--- Begin THE DATA ---

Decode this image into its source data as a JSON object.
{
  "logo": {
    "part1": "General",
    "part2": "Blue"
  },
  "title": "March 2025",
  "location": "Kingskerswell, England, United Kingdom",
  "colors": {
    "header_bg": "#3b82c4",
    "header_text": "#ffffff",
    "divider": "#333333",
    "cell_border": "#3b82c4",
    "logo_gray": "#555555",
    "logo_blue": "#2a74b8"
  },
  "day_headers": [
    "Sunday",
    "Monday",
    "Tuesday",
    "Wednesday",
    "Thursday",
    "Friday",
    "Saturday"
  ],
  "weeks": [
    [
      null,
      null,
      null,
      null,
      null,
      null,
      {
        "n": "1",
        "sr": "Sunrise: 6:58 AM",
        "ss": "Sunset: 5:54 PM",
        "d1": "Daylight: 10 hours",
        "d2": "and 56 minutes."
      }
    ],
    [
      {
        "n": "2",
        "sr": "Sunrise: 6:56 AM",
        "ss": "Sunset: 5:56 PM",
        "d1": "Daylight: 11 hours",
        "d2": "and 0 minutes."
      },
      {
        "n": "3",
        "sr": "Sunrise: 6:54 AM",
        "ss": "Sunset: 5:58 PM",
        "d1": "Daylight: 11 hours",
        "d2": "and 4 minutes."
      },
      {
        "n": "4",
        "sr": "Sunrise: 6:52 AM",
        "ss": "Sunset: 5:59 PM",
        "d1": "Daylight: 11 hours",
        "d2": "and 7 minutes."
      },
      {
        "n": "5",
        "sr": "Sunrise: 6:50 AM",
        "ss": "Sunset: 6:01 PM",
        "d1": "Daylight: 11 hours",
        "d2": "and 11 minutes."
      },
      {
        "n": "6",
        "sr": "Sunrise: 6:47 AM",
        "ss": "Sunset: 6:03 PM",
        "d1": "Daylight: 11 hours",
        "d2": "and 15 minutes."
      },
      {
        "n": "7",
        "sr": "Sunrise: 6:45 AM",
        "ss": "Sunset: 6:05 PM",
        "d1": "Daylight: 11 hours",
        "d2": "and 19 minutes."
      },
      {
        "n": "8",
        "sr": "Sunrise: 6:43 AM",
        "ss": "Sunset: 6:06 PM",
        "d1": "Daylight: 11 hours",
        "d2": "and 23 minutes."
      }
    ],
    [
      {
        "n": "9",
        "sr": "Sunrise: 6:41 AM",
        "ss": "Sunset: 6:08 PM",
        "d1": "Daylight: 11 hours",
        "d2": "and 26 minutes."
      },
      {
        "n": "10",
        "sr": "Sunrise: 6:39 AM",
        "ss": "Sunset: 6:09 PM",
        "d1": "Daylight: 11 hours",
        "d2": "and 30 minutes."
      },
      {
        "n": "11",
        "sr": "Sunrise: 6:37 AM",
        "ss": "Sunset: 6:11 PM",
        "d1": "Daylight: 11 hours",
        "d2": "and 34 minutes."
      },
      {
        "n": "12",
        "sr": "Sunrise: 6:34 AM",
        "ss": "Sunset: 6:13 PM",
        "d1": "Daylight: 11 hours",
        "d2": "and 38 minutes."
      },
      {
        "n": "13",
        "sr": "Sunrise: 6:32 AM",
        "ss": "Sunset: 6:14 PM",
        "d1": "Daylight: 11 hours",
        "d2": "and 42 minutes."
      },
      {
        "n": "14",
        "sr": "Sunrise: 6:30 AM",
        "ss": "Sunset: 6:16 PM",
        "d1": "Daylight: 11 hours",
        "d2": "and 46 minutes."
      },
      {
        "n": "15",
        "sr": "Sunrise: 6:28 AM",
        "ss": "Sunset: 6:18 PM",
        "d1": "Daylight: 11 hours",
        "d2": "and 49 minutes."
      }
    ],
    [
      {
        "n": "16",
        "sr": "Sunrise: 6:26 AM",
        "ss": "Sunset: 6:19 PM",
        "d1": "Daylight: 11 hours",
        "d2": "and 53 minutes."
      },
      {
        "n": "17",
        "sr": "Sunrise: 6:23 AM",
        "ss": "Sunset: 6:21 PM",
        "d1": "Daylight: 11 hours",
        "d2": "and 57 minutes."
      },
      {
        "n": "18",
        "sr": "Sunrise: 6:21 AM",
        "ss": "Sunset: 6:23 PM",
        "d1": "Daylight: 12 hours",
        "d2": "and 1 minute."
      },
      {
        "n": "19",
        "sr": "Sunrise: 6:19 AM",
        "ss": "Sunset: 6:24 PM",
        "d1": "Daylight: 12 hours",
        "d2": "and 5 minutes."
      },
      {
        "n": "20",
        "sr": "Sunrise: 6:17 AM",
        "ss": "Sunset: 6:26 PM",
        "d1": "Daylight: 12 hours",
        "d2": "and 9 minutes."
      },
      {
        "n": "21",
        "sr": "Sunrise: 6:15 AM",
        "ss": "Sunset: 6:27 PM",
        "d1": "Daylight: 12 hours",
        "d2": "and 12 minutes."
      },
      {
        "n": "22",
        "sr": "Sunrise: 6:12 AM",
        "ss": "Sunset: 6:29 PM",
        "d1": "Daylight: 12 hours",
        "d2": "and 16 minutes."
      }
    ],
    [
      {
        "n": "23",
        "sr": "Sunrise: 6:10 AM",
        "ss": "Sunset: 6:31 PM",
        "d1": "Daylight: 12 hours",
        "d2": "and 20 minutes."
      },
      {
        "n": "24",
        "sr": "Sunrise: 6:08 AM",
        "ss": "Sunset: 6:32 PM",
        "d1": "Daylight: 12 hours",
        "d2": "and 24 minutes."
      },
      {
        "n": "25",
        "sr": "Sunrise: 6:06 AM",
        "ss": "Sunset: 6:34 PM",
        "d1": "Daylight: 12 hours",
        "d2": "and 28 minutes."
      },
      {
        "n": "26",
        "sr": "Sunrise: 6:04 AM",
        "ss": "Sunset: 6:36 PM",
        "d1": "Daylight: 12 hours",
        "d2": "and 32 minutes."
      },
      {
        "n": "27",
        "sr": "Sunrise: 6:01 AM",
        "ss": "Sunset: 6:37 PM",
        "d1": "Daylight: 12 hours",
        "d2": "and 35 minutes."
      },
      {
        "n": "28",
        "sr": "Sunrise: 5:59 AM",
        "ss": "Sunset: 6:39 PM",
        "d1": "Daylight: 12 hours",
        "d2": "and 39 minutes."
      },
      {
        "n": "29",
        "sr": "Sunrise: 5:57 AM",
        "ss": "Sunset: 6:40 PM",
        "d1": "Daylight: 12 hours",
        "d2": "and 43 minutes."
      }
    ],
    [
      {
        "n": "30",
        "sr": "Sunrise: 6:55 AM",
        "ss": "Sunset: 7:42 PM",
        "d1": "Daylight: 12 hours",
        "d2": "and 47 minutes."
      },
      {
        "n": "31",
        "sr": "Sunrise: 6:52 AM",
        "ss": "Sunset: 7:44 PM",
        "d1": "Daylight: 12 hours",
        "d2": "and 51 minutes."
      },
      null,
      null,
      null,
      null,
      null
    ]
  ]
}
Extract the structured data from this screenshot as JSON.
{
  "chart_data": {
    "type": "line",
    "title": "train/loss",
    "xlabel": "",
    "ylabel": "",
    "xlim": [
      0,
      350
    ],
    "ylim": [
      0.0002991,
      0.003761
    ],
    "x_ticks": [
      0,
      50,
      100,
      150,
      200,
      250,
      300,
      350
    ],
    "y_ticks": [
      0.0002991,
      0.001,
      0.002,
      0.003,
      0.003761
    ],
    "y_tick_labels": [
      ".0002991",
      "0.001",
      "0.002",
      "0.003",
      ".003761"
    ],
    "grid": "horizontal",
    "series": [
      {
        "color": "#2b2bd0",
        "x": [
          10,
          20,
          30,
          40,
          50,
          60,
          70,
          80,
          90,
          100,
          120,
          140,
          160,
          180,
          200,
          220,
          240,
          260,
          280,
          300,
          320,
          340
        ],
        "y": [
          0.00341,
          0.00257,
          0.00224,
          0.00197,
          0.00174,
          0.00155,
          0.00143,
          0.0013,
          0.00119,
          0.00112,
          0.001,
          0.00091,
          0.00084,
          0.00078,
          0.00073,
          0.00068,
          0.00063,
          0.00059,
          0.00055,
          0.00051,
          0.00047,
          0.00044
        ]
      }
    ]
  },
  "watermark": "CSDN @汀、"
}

--- End THE DATA ---

**PROBLEM REQUIREMENTS**
Repeat the line that contains "Extract the structured", then every line after it until the records end, with nothing added.

**EXERCISE OUTPUT**
Extract the structured data from this screenshot as JSON.
{
  "chart_data": {
    "type": "line",
    "title": "train/loss",
    "xlabel": "",
    "ylabel": "",
    "xlim": [
      0,
      350
    ],
    "ylim": [
      0.0002991,
      0.003761
    ],
    "x_ticks": [
      0,
      50,
      100,
      150,
      200,
      250,
      300,
      350
    ],
    "y_ticks": [
      0.0002991,
      0.001,
      0.002,
      0.003,
      0.003761
    ],
    "y_tick_labels": [
      ".0002991",
      "0.001",
      "0.002",
      "0.003",
      ".003761"
    ],
    "grid": "horizontal",
    "series": [
      {
        "color": "#2b2bd0",
        "x": [
          10,
          20,
          30,
          40,
          50,
          60,
          70,
          80,
          90,
          100,
          120,
          140,
          160,
          180,
          200,
          220,
          240,
          260,
          280,
          300,
          320,
          340
        ],
        "y": [
          0.00341,
          0.00257,
          0.00224,
          0.00197,
          0.00174,
          0.00155,
          0.00143,
          0.0013,
          0.00119,
          0.00112,
          0.001,
          0.00091,
          0.00084,
          0.00078,
          0.00073,
          0.00068,
          0.00063,
          0.00059,
          0.00055,
          0.00051,
          0.00047,
          0.00044
        ]
      }
    ]
  },
  "watermark": "CSDN @汀、"
}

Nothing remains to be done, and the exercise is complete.